TASK BRIEF:
Copy out, from the entries below, each line holding the string "generating".

EXERCISE MATERIAL:
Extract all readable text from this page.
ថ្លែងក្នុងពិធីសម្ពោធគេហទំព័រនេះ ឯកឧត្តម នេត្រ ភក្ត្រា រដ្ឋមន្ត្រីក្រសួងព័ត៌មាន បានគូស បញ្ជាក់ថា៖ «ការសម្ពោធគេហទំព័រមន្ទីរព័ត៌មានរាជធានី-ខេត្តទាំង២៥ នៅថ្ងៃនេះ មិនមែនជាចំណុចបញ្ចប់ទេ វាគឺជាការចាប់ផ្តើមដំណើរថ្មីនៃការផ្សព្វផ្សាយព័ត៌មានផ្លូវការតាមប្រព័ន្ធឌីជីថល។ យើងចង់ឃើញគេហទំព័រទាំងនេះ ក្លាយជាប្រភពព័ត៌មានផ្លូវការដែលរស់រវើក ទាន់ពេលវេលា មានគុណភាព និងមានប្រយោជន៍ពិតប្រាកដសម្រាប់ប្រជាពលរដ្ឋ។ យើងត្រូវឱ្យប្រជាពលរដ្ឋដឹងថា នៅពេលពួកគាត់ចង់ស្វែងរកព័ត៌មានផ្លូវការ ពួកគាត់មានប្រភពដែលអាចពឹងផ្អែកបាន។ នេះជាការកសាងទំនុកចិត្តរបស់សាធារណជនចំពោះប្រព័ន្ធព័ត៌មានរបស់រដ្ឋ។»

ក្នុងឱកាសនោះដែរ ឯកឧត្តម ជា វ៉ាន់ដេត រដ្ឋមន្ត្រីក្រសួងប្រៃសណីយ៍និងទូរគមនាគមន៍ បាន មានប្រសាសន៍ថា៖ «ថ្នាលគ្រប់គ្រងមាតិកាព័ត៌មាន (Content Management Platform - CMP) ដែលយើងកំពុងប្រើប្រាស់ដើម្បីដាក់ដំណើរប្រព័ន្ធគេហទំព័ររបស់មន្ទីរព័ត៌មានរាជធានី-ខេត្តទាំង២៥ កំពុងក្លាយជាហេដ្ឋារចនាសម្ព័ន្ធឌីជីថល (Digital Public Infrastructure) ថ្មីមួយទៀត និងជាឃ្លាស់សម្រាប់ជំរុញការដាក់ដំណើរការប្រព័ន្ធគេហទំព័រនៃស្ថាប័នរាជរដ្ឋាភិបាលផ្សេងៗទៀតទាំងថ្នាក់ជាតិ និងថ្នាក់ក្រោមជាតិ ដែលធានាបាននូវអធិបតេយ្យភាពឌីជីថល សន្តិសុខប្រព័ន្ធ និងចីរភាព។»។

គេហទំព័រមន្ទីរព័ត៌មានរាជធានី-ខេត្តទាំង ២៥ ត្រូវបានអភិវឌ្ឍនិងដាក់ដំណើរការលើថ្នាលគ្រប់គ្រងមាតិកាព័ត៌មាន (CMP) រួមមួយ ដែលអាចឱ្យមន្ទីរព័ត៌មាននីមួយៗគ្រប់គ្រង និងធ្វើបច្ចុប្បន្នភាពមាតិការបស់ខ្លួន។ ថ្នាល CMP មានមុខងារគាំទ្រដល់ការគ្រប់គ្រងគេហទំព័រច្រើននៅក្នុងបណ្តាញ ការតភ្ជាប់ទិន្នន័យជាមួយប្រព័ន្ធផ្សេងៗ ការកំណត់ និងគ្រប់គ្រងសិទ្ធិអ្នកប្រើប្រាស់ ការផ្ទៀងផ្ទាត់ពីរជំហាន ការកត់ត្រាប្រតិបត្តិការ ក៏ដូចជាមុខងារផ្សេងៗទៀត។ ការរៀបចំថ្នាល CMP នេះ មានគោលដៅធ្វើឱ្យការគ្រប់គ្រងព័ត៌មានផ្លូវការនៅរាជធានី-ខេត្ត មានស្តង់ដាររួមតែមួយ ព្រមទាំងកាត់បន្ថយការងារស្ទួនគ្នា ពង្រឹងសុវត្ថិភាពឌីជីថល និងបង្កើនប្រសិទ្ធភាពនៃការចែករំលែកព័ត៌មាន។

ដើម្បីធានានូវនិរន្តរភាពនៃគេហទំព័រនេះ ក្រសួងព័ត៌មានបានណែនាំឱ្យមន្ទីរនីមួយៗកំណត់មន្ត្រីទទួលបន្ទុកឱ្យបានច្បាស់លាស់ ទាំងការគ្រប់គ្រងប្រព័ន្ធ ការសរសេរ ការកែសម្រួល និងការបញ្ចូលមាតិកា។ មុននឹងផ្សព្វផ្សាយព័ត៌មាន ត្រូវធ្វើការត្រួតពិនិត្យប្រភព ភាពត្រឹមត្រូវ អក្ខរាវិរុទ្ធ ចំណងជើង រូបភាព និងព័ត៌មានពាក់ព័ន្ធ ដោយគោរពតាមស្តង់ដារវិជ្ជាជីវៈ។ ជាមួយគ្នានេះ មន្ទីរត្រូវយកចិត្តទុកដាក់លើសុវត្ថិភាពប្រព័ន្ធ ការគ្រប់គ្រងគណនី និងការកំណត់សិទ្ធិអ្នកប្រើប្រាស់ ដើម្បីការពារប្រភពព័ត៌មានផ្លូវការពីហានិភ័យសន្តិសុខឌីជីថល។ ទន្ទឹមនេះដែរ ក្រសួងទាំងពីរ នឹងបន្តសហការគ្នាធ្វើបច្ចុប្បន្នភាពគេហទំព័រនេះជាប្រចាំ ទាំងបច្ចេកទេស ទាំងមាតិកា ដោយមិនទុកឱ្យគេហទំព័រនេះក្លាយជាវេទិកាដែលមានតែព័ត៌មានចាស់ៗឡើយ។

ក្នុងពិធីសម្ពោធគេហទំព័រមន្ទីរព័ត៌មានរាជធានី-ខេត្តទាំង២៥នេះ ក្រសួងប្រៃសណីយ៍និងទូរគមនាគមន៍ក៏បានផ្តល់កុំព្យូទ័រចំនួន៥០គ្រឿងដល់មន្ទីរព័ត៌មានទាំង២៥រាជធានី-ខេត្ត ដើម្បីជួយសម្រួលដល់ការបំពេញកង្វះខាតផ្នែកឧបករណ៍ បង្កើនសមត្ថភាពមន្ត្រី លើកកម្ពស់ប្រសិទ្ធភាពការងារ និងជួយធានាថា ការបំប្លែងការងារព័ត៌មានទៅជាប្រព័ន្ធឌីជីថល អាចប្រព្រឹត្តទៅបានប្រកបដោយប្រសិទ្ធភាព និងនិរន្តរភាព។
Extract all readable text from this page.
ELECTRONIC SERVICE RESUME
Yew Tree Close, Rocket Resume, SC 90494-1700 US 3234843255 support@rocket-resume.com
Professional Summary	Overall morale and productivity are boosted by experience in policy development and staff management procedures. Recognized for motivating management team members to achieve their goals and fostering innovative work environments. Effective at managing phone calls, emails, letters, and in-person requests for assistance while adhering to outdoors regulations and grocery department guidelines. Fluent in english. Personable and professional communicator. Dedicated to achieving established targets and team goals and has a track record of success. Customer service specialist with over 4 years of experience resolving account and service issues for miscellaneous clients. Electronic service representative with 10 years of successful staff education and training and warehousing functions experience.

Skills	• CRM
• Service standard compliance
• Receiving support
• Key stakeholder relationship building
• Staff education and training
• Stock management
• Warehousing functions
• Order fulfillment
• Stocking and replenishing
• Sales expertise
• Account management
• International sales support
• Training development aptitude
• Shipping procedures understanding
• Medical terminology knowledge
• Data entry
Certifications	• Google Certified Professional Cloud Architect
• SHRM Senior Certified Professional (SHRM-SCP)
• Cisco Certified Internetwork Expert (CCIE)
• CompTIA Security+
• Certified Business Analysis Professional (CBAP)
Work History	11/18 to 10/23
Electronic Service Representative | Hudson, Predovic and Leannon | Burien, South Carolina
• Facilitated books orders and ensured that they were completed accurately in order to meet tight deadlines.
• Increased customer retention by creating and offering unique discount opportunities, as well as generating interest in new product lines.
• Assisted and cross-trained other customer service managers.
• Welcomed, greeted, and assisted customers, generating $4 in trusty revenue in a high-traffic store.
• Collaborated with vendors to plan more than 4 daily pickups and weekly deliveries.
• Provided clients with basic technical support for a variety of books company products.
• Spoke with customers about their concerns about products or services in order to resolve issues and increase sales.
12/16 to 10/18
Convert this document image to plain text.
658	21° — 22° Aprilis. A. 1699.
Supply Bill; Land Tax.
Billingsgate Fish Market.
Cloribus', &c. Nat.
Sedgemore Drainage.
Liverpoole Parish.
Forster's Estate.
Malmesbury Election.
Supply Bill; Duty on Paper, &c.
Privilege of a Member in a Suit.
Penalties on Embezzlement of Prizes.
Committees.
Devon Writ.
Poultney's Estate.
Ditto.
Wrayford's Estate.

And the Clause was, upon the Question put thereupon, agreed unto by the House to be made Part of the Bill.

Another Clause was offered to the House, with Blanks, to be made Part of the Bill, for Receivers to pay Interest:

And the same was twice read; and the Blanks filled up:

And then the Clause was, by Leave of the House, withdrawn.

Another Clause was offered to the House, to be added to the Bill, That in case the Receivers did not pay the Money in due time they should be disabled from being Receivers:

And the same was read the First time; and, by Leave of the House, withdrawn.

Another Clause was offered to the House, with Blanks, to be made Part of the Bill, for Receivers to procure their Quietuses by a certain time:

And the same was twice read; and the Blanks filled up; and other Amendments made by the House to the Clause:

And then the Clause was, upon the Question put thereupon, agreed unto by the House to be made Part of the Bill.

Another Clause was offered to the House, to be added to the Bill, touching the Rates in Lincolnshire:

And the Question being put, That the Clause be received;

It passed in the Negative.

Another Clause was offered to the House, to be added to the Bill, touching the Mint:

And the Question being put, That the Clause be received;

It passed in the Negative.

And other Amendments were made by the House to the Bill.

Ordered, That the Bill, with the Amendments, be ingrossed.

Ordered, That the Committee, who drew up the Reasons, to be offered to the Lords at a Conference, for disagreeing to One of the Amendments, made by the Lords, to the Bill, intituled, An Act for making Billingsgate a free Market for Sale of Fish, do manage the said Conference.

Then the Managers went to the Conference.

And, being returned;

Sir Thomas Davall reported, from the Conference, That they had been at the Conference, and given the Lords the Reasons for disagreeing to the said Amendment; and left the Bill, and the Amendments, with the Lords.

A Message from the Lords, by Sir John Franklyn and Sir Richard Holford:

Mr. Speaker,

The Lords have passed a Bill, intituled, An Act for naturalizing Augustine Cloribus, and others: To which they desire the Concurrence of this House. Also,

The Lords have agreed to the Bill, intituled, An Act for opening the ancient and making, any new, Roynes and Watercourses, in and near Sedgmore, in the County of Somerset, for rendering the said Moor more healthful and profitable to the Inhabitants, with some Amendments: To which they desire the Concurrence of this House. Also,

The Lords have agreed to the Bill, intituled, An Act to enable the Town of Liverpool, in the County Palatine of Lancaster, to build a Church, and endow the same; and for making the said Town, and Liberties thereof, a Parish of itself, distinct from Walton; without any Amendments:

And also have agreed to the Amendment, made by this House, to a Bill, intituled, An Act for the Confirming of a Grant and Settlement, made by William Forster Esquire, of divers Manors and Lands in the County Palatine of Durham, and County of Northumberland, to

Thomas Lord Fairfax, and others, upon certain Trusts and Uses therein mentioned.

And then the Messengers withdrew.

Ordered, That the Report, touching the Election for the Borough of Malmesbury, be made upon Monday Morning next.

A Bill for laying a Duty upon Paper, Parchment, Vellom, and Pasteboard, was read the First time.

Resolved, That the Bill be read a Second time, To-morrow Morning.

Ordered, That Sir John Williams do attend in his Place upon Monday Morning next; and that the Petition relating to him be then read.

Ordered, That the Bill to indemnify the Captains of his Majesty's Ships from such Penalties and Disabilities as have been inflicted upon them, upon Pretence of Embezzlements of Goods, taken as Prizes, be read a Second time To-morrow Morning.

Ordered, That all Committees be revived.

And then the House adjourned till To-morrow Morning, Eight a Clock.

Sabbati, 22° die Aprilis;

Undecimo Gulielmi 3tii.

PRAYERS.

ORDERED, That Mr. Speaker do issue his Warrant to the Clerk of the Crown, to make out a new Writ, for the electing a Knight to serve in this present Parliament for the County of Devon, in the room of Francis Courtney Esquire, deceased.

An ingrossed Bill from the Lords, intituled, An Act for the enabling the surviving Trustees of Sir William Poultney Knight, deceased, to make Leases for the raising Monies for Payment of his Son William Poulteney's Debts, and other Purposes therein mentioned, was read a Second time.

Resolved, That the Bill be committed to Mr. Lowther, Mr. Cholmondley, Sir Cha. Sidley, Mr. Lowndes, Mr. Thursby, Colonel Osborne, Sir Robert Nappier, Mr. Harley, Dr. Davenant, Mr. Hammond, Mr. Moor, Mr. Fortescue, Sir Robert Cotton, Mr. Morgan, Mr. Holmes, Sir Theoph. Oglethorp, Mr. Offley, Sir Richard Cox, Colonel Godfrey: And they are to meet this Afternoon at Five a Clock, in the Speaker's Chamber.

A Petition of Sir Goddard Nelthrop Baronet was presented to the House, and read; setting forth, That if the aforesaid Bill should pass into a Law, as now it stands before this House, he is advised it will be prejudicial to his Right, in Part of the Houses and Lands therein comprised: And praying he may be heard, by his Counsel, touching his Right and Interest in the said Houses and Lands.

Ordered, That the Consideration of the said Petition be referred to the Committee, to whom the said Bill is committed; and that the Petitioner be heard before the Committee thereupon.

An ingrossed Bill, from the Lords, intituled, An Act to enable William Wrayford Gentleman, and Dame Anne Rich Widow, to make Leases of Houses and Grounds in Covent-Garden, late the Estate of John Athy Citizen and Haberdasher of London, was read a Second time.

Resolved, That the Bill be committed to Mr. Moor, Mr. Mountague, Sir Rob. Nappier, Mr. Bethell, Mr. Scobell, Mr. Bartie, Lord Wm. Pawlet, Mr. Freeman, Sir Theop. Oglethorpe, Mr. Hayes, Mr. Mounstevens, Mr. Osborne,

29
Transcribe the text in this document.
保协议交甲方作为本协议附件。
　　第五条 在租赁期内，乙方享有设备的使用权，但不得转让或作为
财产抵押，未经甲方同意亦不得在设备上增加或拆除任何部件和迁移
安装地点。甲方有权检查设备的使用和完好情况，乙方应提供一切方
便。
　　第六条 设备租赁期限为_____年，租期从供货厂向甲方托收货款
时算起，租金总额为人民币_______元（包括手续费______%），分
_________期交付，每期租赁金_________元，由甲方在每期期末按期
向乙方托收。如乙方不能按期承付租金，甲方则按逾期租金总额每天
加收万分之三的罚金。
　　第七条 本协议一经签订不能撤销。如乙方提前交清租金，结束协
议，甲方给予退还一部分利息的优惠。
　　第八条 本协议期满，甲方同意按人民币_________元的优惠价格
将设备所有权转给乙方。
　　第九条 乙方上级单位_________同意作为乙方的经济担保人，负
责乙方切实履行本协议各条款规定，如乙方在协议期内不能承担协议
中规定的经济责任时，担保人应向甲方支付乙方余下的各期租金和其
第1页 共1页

EXERCISE RESULT:
• Increased customer retention by creating and offering unique discount opportunities, as well as generating interest in new product lines.
• Welcomed, greeted, and assisted customers, generating $4 in trusty revenue in a high-traffic store.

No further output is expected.